- PROBLEM TO SOLVE
Write out again only the lines running from the one that contains "Type out the text in this image." to the end of the records below, including both the first and the last.

══════════════════════════════

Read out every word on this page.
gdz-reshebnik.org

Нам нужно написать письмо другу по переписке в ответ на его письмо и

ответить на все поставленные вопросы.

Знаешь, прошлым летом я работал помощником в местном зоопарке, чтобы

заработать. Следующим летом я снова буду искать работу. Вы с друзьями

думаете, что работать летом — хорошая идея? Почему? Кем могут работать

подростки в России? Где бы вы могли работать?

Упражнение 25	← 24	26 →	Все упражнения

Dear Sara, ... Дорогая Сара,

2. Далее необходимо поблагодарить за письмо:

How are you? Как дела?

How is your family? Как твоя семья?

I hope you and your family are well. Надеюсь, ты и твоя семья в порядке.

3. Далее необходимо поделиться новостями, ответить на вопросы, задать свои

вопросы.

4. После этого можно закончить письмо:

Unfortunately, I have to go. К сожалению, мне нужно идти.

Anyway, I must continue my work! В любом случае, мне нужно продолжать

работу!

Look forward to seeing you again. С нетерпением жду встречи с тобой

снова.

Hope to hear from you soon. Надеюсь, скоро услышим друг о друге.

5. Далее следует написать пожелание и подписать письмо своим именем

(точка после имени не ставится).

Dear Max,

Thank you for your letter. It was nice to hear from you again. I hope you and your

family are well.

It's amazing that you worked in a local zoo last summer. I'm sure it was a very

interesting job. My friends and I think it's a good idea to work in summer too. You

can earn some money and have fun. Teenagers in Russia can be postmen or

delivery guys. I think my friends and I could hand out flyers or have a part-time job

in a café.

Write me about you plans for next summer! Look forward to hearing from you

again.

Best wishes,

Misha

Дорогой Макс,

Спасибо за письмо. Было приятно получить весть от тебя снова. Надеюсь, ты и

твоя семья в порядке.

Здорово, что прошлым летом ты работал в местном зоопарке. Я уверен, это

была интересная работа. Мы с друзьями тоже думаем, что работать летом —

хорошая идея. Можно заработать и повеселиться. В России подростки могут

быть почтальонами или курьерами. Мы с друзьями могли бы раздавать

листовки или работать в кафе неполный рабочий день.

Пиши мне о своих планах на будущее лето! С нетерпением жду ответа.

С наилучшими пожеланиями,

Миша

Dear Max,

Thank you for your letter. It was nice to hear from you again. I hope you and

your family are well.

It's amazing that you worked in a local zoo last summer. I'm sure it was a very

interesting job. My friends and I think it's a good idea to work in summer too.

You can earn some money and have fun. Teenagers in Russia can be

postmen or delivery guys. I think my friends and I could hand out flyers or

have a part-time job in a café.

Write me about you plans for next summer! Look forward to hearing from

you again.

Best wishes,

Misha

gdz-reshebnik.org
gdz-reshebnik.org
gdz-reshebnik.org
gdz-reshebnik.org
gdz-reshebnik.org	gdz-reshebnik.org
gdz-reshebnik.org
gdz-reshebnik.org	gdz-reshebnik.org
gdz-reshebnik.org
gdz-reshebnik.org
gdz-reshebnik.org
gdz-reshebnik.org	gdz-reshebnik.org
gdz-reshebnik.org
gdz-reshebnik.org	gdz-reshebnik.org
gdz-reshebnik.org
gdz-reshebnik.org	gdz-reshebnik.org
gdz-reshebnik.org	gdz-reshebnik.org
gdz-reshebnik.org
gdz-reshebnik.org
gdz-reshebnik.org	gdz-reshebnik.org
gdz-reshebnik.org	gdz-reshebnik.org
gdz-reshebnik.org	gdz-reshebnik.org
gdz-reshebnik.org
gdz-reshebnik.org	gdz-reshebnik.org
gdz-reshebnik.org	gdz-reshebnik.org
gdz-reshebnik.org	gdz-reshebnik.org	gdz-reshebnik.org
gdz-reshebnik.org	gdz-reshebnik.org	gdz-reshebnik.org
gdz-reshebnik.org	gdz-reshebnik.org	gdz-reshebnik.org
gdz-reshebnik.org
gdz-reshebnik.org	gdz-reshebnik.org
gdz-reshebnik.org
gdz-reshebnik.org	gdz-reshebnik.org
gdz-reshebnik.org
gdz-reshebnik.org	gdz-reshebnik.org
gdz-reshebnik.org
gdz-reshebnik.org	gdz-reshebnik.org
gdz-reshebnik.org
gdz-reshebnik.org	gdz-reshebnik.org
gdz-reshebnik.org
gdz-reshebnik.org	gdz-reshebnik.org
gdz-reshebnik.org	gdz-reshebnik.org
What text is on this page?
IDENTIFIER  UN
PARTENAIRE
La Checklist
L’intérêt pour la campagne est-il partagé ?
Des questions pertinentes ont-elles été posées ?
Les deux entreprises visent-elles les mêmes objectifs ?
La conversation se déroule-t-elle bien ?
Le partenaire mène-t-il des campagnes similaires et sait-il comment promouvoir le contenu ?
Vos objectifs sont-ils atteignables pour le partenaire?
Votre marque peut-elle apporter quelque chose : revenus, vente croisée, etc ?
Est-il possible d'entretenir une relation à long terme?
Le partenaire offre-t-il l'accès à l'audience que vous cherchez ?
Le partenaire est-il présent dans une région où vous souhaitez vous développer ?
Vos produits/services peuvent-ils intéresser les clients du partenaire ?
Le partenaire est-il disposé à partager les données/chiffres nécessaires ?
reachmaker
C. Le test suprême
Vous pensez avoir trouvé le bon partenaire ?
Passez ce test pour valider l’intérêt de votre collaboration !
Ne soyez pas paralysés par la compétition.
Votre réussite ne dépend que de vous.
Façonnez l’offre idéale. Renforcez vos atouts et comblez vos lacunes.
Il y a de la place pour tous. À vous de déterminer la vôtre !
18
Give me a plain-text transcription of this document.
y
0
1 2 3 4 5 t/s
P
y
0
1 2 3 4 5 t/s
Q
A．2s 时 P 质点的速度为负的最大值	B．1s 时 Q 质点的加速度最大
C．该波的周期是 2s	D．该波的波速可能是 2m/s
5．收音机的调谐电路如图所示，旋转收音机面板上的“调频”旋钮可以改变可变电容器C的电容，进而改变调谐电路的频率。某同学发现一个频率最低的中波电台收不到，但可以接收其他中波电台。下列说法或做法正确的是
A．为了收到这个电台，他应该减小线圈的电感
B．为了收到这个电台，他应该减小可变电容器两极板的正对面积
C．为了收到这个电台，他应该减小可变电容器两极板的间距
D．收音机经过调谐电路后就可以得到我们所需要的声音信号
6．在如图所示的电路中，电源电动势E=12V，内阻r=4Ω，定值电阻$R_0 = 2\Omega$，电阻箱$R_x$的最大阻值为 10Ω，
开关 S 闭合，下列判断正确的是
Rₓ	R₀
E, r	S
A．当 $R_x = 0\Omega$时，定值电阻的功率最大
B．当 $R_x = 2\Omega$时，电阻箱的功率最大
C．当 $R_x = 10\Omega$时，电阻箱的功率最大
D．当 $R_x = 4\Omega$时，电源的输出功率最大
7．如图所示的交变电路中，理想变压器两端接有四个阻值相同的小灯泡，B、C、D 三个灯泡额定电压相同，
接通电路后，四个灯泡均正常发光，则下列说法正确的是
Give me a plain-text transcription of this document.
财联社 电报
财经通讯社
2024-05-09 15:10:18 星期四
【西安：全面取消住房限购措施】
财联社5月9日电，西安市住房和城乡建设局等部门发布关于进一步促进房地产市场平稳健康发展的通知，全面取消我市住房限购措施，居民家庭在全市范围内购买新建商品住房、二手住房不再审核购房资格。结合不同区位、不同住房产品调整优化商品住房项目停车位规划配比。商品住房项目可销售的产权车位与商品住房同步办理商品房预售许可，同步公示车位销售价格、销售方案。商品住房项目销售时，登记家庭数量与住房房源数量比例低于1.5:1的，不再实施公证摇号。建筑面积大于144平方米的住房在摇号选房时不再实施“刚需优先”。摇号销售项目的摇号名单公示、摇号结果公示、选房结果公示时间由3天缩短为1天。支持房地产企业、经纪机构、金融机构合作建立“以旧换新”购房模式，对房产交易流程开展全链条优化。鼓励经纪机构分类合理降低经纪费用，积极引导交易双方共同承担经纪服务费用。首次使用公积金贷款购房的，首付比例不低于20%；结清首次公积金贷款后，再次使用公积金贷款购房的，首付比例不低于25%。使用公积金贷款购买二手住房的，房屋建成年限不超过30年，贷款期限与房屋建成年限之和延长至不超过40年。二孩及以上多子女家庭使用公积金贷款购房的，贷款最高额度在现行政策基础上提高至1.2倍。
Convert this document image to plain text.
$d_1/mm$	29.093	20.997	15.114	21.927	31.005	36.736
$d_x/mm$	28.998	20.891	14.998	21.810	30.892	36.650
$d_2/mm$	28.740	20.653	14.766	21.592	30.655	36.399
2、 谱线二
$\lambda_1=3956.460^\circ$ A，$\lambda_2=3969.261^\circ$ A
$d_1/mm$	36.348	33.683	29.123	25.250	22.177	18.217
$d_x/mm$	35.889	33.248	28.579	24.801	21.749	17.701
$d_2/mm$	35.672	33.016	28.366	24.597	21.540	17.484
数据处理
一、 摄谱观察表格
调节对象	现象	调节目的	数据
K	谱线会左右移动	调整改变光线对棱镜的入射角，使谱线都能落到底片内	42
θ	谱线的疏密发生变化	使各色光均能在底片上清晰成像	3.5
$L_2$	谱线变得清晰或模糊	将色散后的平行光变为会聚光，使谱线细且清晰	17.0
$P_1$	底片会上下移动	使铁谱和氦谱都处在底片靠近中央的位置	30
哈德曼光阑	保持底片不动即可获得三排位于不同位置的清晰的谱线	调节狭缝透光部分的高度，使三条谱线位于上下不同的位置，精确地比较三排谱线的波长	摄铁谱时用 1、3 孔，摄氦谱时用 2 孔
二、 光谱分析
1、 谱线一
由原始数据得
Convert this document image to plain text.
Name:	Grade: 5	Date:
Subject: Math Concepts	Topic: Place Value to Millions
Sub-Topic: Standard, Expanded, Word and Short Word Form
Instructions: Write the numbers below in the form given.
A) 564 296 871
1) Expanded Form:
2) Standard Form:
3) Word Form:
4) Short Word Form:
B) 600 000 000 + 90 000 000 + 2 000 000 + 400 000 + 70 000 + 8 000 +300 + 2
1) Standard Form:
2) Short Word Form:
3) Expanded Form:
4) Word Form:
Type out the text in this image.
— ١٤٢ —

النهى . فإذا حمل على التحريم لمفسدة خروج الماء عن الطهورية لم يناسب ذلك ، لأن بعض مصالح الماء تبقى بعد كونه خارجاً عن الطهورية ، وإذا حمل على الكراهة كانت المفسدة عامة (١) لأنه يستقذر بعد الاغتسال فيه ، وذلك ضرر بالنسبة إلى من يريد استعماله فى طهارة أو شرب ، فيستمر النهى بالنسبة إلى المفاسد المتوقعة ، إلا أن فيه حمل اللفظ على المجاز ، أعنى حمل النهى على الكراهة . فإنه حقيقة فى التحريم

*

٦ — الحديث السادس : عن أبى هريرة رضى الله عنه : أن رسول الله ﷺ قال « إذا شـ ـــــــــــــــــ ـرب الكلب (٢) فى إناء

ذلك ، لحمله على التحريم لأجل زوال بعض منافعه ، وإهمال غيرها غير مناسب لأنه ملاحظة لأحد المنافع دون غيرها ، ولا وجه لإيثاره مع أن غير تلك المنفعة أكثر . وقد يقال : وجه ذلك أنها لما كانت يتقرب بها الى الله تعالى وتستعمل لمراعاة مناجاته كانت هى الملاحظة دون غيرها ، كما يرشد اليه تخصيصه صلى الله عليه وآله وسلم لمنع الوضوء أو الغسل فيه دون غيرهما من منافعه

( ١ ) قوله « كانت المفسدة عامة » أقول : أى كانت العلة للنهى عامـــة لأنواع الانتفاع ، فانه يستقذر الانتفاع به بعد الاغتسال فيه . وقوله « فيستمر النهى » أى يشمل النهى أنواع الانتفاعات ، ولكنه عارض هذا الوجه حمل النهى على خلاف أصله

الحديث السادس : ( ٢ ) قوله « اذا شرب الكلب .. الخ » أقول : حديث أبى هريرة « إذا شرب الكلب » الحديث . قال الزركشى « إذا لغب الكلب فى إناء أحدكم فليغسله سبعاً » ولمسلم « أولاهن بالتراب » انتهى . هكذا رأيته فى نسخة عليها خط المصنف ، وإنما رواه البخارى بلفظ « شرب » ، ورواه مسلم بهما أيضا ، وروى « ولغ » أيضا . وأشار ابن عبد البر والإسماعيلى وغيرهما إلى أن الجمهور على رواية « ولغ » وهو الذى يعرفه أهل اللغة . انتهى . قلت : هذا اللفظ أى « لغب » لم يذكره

══════════════════════════════

- THE OUTPUT
Type out the text in this image.
— ١٤٢ —

النهى . فإذا حمل على التحريم لمفسدة خروج الماء عن الطهورية لم يناسب ذلك ، لأن بعض مصالح الماء تبقى بعد كونه خارجاً عن الطهورية ، وإذا حمل على الكراهة كانت المفسدة عامة (١) لأنه يستقذر بعد الاغتسال فيه ، وذلك ضرر بالنسبة إلى من يريد استعماله فى طهارة أو شرب ، فيستمر النهى بالنسبة إلى المفاسد المتوقعة ، إلا أن فيه حمل اللفظ على المجاز ، أعنى حمل النهى على الكراهة . فإنه حقيقة فى التحريم

*

٦ — الحديث السادس : عن أبى هريرة رضى الله عنه : أن رسول الله ﷺ قال « إذا شـ ـــــــــــــــــ ـرب الكلب (٢) فى إناء

ذلك ، لحمله على التحريم لأجل زوال بعض منافعه ، وإهمال غيرها غير مناسب لأنه ملاحظة لأحد المنافع دون غيرها ، ولا وجه لإيثاره مع أن غير تلك المنفعة أكثر . وقد يقال : وجه ذلك أنها لما كانت يتقرب بها الى الله تعالى وتستعمل لمراعاة مناجاته كانت هى الملاحظة دون غيرها ، كما يرشد اليه تخصيصه صلى الله عليه وآله وسلم لمنع الوضوء أو الغسل فيه دون غيرهما من منافعه

( ١ ) قوله « كانت المفسدة عامة » أقول : أى كانت العلة للنهى عامـــة لأنواع الانتفاع ، فانه يستقذر الانتفاع به بعد الاغتسال فيه . وقوله « فيستمر النهى » أى يشمل النهى أنواع الانتفاعات ، ولكنه عارض هذا الوجه حمل النهى على خلاف أصله

الحديث السادس : ( ٢ ) قوله « اذا شرب الكلب .. الخ » أقول : حديث أبى هريرة « إذا شرب الكلب » الحديث . قال الزركشى « إذا لغب الكلب فى إناء أحدكم فليغسله سبعاً » ولمسلم « أولاهن بالتراب » انتهى . هكذا رأيته فى نسخة عليها خط المصنف ، وإنما رواه البخارى بلفظ « شرب » ، ورواه مسلم بهما أيضا ، وروى « ولغ » أيضا . وأشار ابن عبد البر والإسماعيلى وغيرهما إلى أن الجمهور على رواية « ولغ » وهو الذى يعرفه أهل اللغة . انتهى . قلت : هذا اللفظ أى « لغب » لم يذكره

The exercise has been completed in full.